[[ Excerpted passage open ]]

Recommendation 3: Build on the local strengths in the digital economy by embracing current and previous initiatives and their relevance to achieving alignment with Digital Geelong.

Geelong well placed - with the right strategy

So, while some of the headlines for Geelong have been about challenges to its manufacturing economy, other key trends point to a future of expansion and innovation in key knowledge economy sectors – with government departments relocating to the area (TAC and WorkCover), a fast developing tertiary education presence (Deakin in particular) and some leading edge digital enterprises flourishing in the area – and to a highly positive scenario for population growth. With Melbourne itself set to be the biggest city in Australia over the next 25 years (according to the ABS), Geelong is clearly well placed to exploit that growth along with its own anticipated demographic uplift. To turn opportunity into delivery requires a strategy and a program of actions to develop Geelong’s digital assets as part of a broader growth and talent attraction initiative.

That strategy is Digital Geelong.

Recommendation 4: Embrace and implement Digital Geelong as a key part of an integrated growth and talent attraction strategy.

A timely strategy

The strategy is also timely. All local government areas across Australia are reviewing their resources and delivery approaches in order to ensure continued value for money and impact at a time when public budgets will be under pressure. Such a review of resources, organisational capacities, capabilities and structures and how we deliver our services, and seek to identify efficiencies from digital working, go hand in hand. There’s never been a better time for a Council – and its key partners -to be strategic about digitalisation. That is also the view taken by the staff surveyed for this research and as they are a key delivery tool for the strategy, this matters.

[[ Excerpted passage closed ]]

What to do:
[1] Translate this sentence from the Digital Geelong excerpt into Spanish: "Recommendation 4: Embrace and implement Digital Geelong as a key part of an integrated growth and talent attraction strategy."
[2] According to the Digital Geelong excerpt, what does the ABS say Melbourne is set to become over the next 25 years?
[3] Return the part of the Digital Geelong excerpt from "So, while some" to "is Digital Geelong.".

[[ Records supplied open ]]

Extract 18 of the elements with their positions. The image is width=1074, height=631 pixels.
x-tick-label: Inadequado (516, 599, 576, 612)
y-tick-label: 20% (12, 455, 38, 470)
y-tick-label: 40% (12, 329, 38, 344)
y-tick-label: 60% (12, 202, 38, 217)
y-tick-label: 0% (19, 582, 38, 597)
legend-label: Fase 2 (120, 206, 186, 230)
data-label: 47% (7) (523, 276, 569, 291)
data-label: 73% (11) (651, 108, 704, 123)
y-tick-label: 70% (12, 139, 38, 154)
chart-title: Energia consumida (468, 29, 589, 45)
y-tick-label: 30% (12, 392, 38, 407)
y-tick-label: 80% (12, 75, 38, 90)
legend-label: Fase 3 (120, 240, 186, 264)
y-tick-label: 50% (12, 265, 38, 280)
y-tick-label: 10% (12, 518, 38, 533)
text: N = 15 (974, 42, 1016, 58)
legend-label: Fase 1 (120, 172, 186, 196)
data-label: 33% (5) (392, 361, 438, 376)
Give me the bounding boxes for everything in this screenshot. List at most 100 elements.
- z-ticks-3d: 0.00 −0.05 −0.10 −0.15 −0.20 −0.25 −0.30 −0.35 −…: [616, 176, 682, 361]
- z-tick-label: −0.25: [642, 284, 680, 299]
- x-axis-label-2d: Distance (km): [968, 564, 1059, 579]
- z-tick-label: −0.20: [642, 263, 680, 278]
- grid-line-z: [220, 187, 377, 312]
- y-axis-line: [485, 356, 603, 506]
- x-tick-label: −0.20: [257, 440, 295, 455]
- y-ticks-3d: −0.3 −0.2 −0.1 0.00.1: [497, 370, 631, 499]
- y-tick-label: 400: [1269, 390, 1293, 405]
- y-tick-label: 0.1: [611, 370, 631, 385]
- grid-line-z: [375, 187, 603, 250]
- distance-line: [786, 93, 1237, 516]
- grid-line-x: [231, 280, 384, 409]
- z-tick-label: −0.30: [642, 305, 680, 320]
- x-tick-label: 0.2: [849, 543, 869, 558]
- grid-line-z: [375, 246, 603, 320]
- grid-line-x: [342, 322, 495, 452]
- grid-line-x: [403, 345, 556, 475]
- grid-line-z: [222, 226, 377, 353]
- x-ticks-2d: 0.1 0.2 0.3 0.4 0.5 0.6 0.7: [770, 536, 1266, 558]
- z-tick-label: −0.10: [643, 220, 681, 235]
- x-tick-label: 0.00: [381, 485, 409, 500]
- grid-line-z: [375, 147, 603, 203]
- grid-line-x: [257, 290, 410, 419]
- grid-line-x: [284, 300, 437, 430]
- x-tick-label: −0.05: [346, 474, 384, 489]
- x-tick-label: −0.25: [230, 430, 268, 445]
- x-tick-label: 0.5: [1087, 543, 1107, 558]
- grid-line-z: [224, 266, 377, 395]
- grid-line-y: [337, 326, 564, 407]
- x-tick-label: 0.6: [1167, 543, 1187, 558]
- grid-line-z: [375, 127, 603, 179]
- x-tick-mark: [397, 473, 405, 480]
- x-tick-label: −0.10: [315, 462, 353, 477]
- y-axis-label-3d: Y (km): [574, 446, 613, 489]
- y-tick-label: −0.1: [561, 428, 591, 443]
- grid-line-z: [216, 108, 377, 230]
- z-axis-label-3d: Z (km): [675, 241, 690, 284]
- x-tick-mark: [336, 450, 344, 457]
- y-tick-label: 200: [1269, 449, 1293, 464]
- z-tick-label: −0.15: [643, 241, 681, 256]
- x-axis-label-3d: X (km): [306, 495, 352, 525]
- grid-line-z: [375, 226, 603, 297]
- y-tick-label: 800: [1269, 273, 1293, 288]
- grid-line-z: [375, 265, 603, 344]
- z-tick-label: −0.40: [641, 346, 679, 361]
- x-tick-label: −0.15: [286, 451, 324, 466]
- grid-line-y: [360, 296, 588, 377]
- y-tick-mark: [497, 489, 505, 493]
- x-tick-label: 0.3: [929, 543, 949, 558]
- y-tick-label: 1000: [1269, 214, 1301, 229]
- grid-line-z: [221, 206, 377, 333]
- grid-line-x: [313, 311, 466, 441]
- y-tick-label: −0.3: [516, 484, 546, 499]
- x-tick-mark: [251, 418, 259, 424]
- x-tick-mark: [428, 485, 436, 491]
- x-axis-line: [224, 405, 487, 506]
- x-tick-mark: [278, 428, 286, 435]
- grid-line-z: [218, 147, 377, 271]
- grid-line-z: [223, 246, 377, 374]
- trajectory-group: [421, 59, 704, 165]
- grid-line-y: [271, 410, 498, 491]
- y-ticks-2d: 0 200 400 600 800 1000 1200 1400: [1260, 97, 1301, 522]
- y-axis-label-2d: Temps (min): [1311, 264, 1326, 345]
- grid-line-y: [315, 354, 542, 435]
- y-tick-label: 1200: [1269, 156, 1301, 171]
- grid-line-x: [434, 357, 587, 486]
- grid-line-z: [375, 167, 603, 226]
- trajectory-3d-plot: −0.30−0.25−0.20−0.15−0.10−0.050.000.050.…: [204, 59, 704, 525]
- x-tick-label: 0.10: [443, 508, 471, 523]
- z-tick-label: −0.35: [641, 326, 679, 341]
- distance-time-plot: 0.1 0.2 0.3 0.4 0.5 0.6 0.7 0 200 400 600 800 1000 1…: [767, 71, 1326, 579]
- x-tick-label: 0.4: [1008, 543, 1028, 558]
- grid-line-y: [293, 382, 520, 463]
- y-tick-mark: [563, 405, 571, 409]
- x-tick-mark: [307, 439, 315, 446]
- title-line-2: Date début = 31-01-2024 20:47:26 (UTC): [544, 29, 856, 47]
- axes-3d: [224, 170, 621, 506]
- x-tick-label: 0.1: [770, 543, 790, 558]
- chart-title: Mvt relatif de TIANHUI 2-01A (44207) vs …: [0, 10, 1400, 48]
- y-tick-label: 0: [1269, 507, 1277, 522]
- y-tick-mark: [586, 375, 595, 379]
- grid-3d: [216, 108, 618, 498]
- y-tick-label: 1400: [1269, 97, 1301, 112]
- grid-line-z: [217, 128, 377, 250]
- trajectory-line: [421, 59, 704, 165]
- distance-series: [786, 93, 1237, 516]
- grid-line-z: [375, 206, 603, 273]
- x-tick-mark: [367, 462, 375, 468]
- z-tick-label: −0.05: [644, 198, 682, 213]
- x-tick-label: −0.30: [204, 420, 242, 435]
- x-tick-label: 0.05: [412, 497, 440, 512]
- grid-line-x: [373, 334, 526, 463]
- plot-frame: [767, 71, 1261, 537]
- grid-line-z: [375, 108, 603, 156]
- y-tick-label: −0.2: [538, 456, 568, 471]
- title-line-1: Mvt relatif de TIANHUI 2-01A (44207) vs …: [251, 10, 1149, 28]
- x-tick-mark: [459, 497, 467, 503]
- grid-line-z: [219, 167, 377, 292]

[[ Records supplied closed ]]

Answers in order:
[1] Recomendación 4: Adoptar e implementar Digital Geelong como parte clave de una estrategia integrada de crecimiento y atracción de talento.

[2] The biggest city in Australia.

[3]
So, while some of the headlines for Geelong have been about challenges to its manufacturing economy, other key trends point to a future of expansion and innovation in key knowledge economy sectors – with government departments relocating to the area (TAC and WorkCover), a fast developing tertiary education presence (Deakin in particular) and some leading edge digital enterprises flourishing in the area – and to a highly positive scenario for population growth. With Melbourne itself set to be the biggest city in Australia over the next 25 years (according to the ABS), Geelong is clearly well placed to exploit that growth along with its own anticipated demographic uplift. To turn opportunity into delivery requires a strategy and a program of actions to develop Geelong’s digital assets as part of a broader growth and talent attraction initiative.

That strategy is Digital Geelong.